Supplied records |
——

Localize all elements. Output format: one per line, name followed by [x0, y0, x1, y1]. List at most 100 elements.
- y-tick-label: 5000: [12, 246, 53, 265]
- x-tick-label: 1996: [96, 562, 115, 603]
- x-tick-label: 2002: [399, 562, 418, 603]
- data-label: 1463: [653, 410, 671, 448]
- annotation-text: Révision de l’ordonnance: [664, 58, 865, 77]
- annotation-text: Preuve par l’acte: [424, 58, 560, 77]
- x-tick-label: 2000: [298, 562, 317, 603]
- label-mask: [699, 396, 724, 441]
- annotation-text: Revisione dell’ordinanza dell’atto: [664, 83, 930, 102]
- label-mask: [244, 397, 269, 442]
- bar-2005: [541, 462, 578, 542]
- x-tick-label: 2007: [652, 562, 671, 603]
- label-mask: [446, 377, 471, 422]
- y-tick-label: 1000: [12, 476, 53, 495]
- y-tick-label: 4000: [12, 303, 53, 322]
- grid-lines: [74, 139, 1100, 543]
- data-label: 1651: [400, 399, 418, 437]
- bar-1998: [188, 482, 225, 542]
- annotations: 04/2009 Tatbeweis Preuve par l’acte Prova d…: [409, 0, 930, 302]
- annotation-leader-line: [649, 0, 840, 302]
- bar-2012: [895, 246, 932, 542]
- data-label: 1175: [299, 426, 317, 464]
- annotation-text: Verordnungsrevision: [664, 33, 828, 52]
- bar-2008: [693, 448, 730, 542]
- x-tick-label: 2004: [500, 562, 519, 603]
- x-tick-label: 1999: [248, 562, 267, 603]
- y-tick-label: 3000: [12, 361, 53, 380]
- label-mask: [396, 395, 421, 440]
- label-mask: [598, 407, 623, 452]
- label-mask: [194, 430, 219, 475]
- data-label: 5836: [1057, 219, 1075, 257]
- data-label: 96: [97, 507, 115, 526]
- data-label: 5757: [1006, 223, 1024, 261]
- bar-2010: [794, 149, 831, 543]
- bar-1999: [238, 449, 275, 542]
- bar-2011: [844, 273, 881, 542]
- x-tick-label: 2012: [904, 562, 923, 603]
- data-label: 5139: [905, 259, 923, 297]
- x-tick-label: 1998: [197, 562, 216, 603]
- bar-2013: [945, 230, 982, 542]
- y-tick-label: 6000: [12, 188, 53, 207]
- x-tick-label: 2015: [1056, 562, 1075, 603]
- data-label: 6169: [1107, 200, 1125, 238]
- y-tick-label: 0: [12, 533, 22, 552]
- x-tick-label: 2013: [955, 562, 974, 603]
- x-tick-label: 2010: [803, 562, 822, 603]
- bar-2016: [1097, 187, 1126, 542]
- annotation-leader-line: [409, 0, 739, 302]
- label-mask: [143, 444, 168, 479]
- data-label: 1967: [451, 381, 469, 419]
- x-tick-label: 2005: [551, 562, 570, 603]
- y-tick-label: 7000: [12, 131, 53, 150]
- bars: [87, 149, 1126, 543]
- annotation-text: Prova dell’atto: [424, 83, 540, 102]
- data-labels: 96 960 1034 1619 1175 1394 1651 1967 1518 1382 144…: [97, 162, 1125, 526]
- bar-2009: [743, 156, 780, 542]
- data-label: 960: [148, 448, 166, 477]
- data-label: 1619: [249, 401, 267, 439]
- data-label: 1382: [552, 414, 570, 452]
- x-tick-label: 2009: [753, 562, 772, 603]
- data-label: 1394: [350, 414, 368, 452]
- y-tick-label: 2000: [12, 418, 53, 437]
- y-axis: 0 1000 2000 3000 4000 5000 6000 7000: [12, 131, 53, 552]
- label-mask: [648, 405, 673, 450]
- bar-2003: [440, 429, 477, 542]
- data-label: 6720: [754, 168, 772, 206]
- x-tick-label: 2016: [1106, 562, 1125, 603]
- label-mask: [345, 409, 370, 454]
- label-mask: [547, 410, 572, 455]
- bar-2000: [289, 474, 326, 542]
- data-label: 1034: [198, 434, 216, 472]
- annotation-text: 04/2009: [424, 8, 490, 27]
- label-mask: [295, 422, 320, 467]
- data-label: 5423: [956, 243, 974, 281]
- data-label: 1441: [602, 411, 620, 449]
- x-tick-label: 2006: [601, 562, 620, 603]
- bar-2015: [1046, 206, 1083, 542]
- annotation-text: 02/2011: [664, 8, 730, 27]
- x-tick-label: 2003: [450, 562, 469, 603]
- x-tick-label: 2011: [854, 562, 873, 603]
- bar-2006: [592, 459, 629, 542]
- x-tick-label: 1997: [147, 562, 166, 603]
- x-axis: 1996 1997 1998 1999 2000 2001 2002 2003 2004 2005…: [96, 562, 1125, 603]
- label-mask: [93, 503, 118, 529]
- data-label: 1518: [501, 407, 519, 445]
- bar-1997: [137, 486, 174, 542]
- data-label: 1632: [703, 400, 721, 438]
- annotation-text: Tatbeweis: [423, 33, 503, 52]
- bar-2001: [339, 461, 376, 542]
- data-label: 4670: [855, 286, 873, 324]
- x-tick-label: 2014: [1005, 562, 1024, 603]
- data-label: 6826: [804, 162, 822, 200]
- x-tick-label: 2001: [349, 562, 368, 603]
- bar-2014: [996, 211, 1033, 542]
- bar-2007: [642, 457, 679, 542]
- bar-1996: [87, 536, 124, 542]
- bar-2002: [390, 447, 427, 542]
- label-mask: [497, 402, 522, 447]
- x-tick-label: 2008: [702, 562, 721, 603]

——

Given task |
Update every item above, replacing each occurrence of "label-mask" with "label-backdrop" and leaving everything else unchanged.

Final answer |
Localize all elements. Output format: one per line, name followed by [x0, y0, x1, y1]. List at most 100 elements.
- y-tick-label: 5000: [12, 246, 53, 265]
- x-tick-label: 1996: [96, 562, 115, 603]
- x-tick-label: 2002: [399, 562, 418, 603]
- data-label: 1463: [653, 410, 671, 448]
- annotation-text: Révision de l’ordonnance: [664, 58, 865, 77]
- annotation-text: Preuve par l’acte: [424, 58, 560, 77]
- x-tick-label: 2000: [298, 562, 317, 603]
- label-backdrop: [699, 396, 724, 441]
- annotation-text: Revisione dell’ordinanza dell’atto: [664, 83, 930, 102]
- label-backdrop: [244, 397, 269, 442]
- bar-2005: [541, 462, 578, 542]
- x-tick-label: 2007: [652, 562, 671, 603]
- label-backdrop: [446, 377, 471, 422]
- y-tick-label: 1000: [12, 476, 53, 495]
- y-tick-label: 4000: [12, 303, 53, 322]
- grid-lines: [74, 139, 1100, 543]
- data-label: 1651: [400, 399, 418, 437]
- bar-1998: [188, 482, 225, 542]
- annotations: 04/2009 Tatbeweis Preuve par l’acte Prova d…: [409, 0, 930, 302]
- annotation-leader-line: [649, 0, 840, 302]
- bar-2012: [895, 246, 932, 542]
- data-label: 1175: [299, 426, 317, 464]
- annotation-text: Verordnungsrevision: [664, 33, 828, 52]
- bar-2008: [693, 448, 730, 542]
- x-tick-label: 2004: [500, 562, 519, 603]
- x-tick-label: 1999: [248, 562, 267, 603]
- y-tick-label: 3000: [12, 361, 53, 380]
- label-backdrop: [396, 395, 421, 440]
- label-backdrop: [598, 407, 623, 452]
- label-backdrop: [194, 430, 219, 475]
- data-label: 5836: [1057, 219, 1075, 257]
- data-label: 96: [97, 507, 115, 526]
- data-label: 5757: [1006, 223, 1024, 261]
- bar-2010: [794, 149, 831, 543]
- bar-1999: [238, 449, 275, 542]
- bar-2011: [844, 273, 881, 542]
- x-tick-label: 2012: [904, 562, 923, 603]
- data-label: 5139: [905, 259, 923, 297]
- x-tick-label: 1998: [197, 562, 216, 603]
- bar-2013: [945, 230, 982, 542]
- y-tick-label: 6000: [12, 188, 53, 207]
- x-tick-label: 2015: [1056, 562, 1075, 603]
- data-label: 6169: [1107, 200, 1125, 238]
- y-tick-label: 0: [12, 533, 22, 552]
- x-tick-label: 2013: [955, 562, 974, 603]
- x-tick-label: 2010: [803, 562, 822, 603]
- bar-2016: [1097, 187, 1126, 542]
- annotation-leader-line: [409, 0, 739, 302]
- label-backdrop: [143, 444, 168, 479]
- data-label: 1967: [451, 381, 469, 419]
- x-tick-label: 2005: [551, 562, 570, 603]
- y-tick-label: 7000: [12, 131, 53, 150]
- bars: [87, 149, 1126, 543]
- annotation-text: Prova dell’atto: [424, 83, 540, 102]
- data-labels: 96 960 1034 1619 1175 1394 1651 1967 1518 1382 144…: [97, 162, 1125, 526]
- bar-2009: [743, 156, 780, 542]
- data-label: 960: [148, 448, 166, 477]
- data-label: 1619: [249, 401, 267, 439]
- data-label: 1382: [552, 414, 570, 452]
- x-tick-label: 2009: [753, 562, 772, 603]
- data-label: 1394: [350, 414, 368, 452]
- y-tick-label: 2000: [12, 418, 53, 437]
- y-axis: 0 1000 2000 3000 4000 5000 6000 7000: [12, 131, 53, 552]
- label-backdrop: [648, 405, 673, 450]
- bar-2003: [440, 429, 477, 542]
- data-label: 6720: [754, 168, 772, 206]
- x-tick-label: 2016: [1106, 562, 1125, 603]
- label-backdrop: [345, 409, 370, 454]
- label-backdrop: [547, 410, 572, 455]
- bar-2000: [289, 474, 326, 542]
- data-label: 1034: [198, 434, 216, 472]
- annotation-text: 04/2009: [424, 8, 490, 27]
- label-backdrop: [295, 422, 320, 467]
- data-label: 5423: [956, 243, 974, 281]
- data-label: 1441: [602, 411, 620, 449]
- x-tick-label: 2006: [601, 562, 620, 603]
- bar-2015: [1046, 206, 1083, 542]
- annotation-text: 02/2011: [664, 8, 730, 27]
- x-tick-label: 2003: [450, 562, 469, 603]
- x-tick-label: 2011: [854, 562, 873, 603]
- bar-2006: [592, 459, 629, 542]
- x-tick-label: 1997: [147, 562, 166, 603]
- x-axis: 1996 1997 1998 1999 2000 2001 2002 2003 2004 2005…: [96, 562, 1125, 603]
- label-backdrop: [93, 503, 118, 529]
- data-label: 1518: [501, 407, 519, 445]
- bar-1997: [137, 486, 174, 542]
- data-label: 1632: [703, 400, 721, 438]
- annotation-text: Tatbeweis: [423, 33, 503, 52]
- bar-2001: [339, 461, 376, 542]
- data-label: 4670: [855, 286, 873, 324]
- x-tick-label: 2014: [1005, 562, 1024, 603]
- data-label: 6826: [804, 162, 822, 200]
- x-tick-label: 2001: [349, 562, 368, 603]
- bar-2014: [996, 211, 1033, 542]
- bar-2007: [642, 457, 679, 542]
- bar-1996: [87, 536, 124, 542]
- bar-2002: [390, 447, 427, 542]
- label-backdrop: [497, 402, 522, 447]
- x-tick-label: 2008: [702, 562, 721, 603]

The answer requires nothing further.